What is expected:
Where a line of the listing below includes the word "contracts", reproduce that line.

Records for this exercise:
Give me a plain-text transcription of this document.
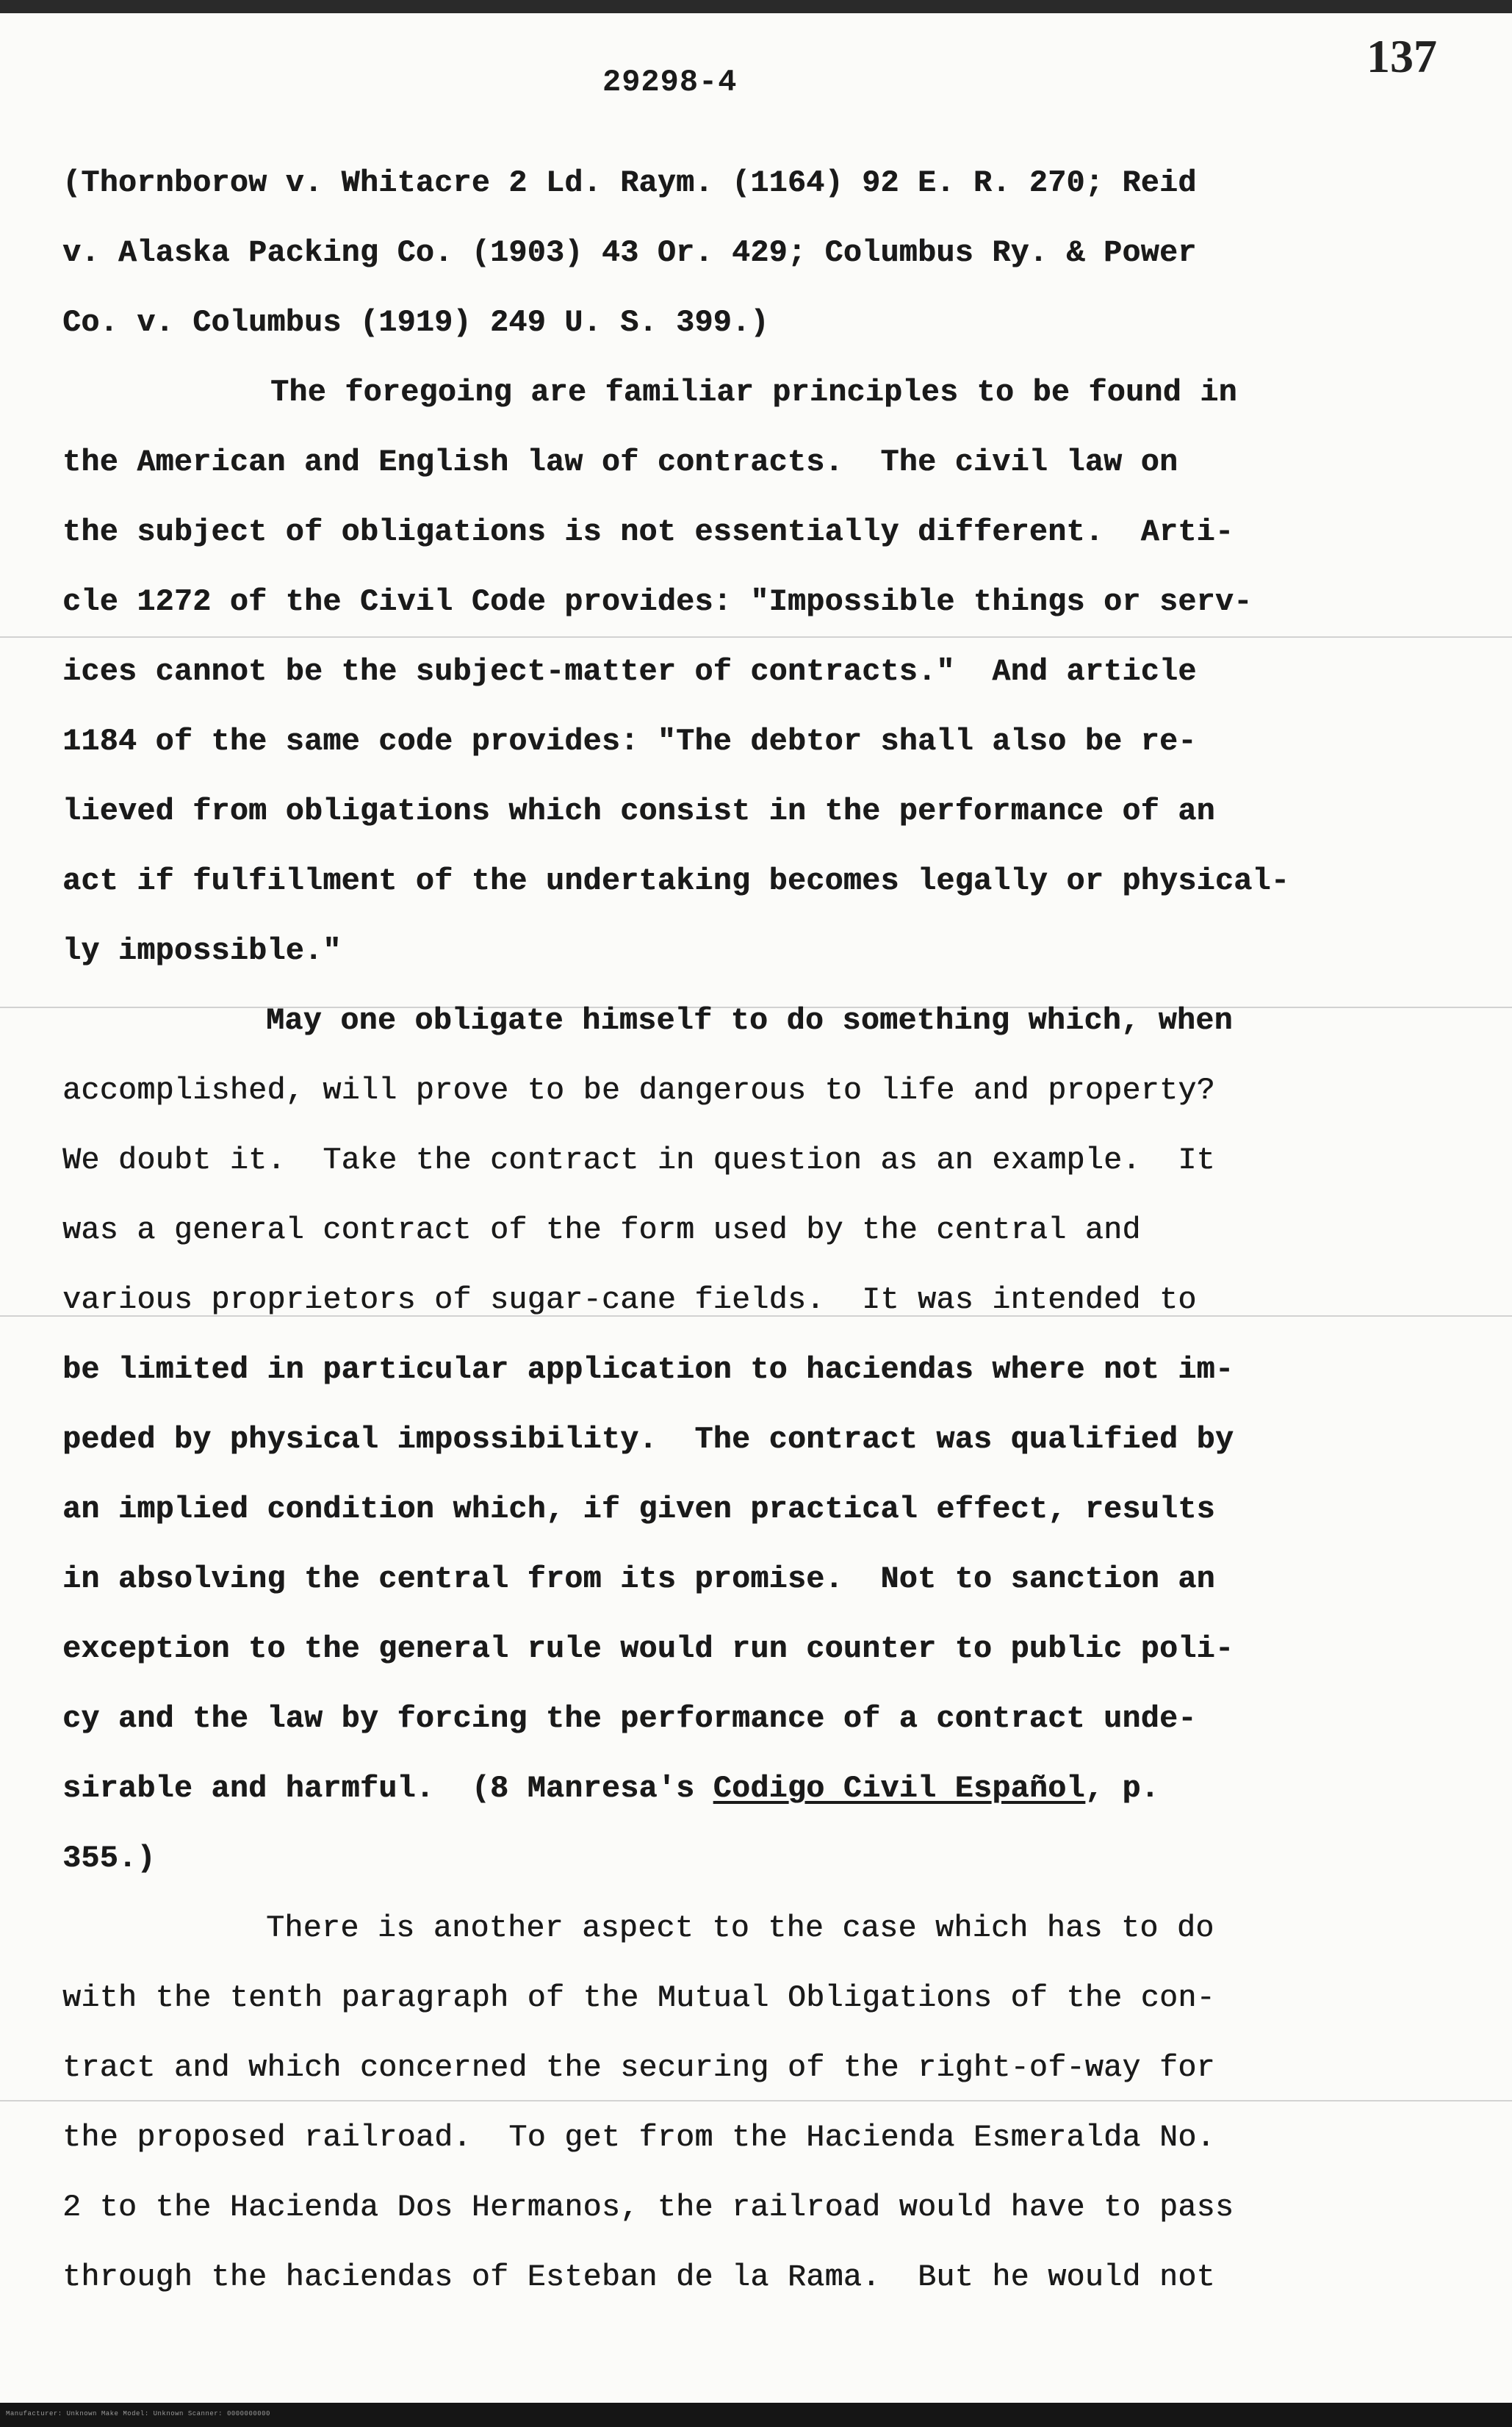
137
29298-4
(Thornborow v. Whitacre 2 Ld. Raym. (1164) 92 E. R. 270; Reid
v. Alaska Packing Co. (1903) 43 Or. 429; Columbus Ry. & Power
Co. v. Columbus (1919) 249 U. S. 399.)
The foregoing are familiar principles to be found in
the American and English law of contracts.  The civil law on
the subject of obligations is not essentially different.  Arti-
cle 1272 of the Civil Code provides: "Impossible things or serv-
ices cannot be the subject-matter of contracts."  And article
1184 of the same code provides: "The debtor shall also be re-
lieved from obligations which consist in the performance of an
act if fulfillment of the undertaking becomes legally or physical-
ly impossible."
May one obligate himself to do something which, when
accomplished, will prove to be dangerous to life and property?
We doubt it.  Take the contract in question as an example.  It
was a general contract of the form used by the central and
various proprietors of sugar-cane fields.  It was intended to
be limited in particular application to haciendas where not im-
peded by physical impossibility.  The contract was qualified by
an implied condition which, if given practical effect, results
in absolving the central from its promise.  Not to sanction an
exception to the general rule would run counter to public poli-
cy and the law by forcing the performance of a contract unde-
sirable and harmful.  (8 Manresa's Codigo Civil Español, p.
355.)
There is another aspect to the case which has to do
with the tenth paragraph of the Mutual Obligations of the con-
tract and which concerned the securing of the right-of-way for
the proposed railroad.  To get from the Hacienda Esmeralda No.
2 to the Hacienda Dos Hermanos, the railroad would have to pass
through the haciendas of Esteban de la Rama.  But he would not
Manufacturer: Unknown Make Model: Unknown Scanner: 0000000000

...

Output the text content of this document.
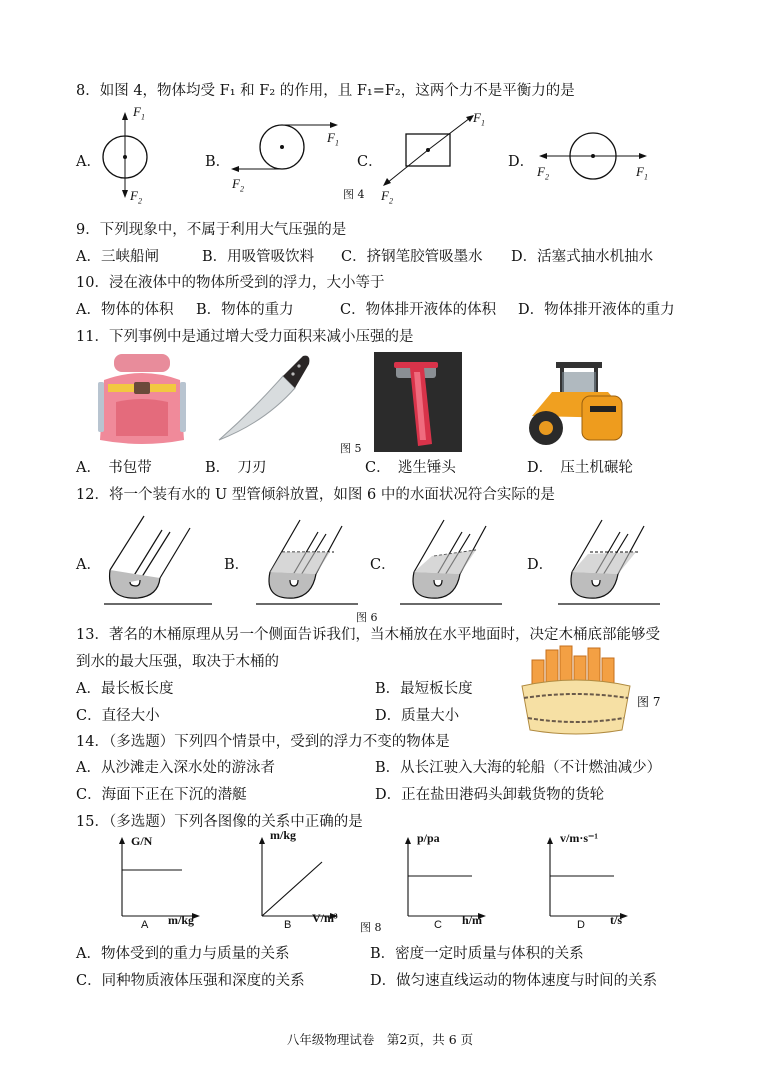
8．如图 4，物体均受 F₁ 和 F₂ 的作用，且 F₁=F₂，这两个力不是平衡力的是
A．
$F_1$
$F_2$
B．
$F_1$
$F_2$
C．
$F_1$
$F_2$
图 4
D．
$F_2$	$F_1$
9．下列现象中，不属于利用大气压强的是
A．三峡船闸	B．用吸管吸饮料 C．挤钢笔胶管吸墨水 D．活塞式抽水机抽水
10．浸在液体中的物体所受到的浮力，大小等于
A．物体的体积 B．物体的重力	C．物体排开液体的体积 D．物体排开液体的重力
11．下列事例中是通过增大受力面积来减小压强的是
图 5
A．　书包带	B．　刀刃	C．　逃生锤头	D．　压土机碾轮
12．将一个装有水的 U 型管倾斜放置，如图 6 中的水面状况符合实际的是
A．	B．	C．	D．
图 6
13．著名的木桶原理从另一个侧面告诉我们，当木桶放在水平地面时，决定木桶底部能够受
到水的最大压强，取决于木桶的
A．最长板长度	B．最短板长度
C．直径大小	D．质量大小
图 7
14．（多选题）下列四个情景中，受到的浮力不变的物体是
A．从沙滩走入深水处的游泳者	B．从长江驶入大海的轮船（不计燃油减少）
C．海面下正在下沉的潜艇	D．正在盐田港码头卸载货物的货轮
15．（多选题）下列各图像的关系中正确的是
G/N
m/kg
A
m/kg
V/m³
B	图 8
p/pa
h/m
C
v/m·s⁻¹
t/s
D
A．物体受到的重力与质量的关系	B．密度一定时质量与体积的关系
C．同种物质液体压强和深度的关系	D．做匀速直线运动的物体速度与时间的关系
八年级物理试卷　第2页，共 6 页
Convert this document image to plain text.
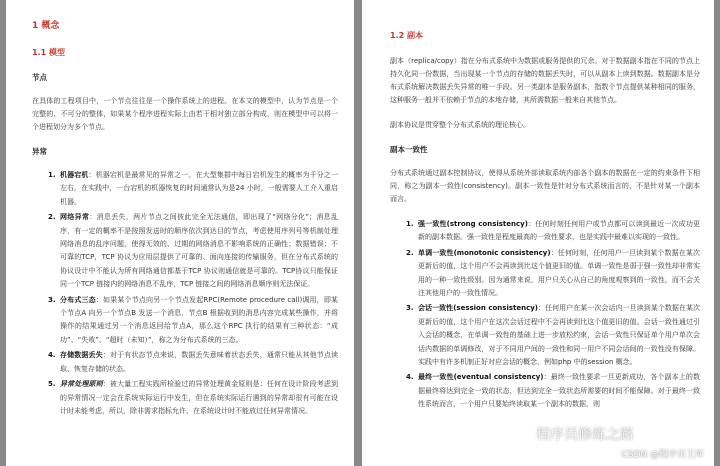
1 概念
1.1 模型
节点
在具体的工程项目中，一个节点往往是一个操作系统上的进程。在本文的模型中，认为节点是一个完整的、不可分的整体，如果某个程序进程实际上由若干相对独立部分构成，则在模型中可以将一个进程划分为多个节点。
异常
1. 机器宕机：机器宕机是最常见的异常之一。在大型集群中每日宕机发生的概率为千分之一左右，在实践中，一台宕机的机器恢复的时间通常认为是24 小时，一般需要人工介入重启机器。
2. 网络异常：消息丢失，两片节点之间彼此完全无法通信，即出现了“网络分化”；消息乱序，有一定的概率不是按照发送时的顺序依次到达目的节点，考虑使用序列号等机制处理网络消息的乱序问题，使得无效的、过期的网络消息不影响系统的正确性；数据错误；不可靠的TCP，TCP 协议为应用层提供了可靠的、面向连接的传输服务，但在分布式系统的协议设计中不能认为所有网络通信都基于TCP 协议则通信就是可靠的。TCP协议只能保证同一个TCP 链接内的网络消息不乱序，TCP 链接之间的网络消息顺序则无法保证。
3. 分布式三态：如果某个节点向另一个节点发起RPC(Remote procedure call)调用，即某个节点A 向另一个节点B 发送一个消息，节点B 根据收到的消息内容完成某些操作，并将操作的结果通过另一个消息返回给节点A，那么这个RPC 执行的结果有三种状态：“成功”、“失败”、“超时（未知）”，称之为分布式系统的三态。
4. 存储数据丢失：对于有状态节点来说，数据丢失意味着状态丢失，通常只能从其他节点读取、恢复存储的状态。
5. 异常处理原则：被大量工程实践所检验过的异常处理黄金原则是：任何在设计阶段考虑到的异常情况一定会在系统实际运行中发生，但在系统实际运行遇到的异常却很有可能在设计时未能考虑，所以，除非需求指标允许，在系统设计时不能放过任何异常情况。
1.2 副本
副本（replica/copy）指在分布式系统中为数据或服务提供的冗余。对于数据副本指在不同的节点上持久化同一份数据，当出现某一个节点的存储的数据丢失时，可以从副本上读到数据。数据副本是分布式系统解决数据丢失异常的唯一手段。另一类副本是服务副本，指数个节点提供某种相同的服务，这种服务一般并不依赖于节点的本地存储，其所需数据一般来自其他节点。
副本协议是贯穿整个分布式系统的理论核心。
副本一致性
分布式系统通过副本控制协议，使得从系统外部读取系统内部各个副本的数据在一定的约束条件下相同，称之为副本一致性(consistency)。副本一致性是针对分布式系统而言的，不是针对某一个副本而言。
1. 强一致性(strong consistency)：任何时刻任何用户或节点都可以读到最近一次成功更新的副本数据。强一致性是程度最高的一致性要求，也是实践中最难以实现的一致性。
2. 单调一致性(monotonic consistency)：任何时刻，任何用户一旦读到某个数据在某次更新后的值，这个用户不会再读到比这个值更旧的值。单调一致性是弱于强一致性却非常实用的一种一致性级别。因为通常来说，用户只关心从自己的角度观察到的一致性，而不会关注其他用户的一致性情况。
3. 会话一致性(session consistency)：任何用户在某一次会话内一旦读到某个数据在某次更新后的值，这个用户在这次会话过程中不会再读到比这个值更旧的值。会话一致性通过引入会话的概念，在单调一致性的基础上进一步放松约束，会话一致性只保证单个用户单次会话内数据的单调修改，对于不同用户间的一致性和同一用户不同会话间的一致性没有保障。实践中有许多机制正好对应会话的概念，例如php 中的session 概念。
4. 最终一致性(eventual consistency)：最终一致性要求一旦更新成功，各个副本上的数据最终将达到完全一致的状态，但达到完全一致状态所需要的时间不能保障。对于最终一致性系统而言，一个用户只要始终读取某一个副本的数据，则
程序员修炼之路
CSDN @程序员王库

---

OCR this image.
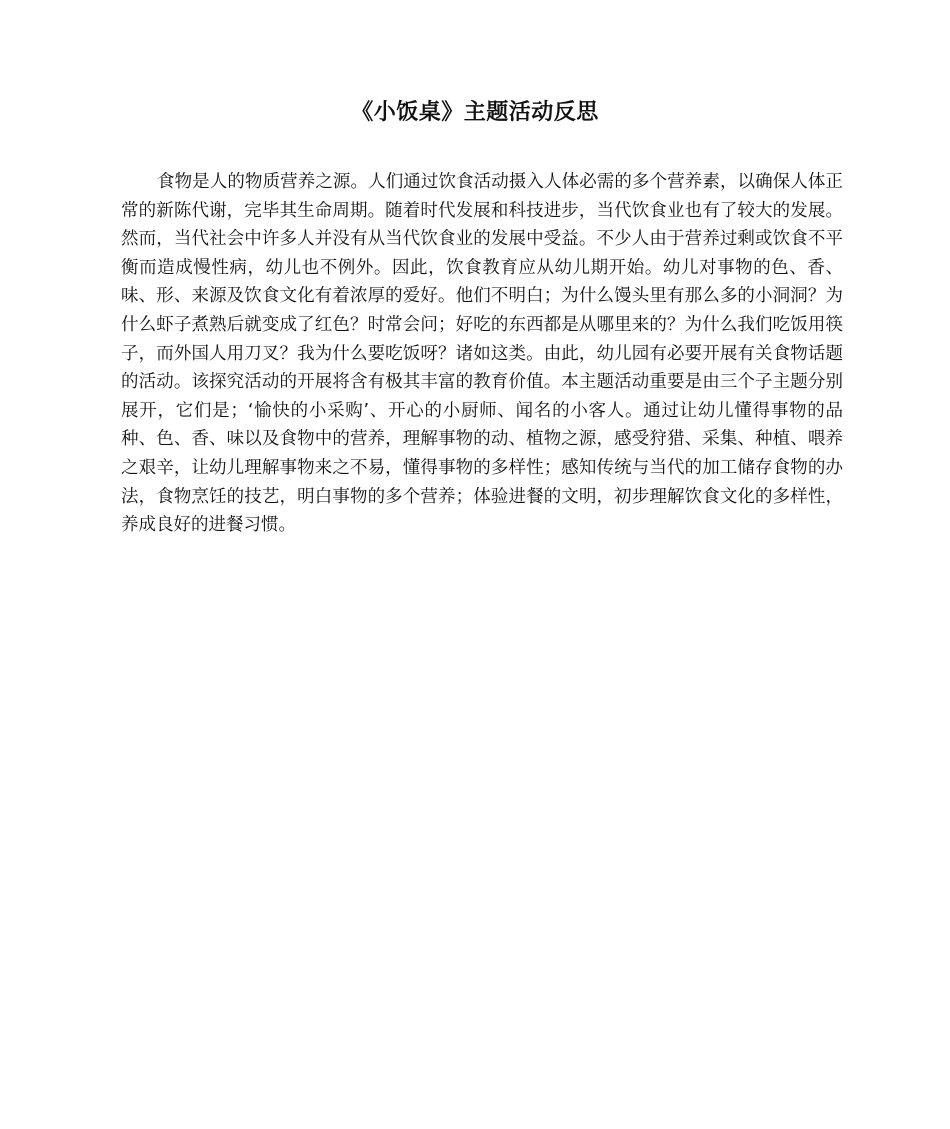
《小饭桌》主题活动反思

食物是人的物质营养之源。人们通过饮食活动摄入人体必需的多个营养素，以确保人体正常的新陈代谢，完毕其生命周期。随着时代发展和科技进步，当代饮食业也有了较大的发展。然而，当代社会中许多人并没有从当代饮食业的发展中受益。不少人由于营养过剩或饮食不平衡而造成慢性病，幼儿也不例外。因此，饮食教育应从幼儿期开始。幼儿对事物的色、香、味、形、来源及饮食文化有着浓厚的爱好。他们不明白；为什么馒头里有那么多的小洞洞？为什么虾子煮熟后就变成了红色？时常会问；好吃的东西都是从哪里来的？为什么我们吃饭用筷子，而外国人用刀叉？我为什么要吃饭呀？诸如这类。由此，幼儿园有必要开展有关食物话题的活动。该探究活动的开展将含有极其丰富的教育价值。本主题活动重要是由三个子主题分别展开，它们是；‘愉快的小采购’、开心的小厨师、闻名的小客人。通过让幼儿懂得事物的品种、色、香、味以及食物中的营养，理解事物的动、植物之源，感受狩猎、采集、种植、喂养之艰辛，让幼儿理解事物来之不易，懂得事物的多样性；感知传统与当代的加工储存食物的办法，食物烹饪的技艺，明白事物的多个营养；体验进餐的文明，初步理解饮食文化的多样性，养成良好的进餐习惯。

Exercise output:
the American and English law of contracts.  The civil law on
ices cannot be the subject-matter of contracts."  And article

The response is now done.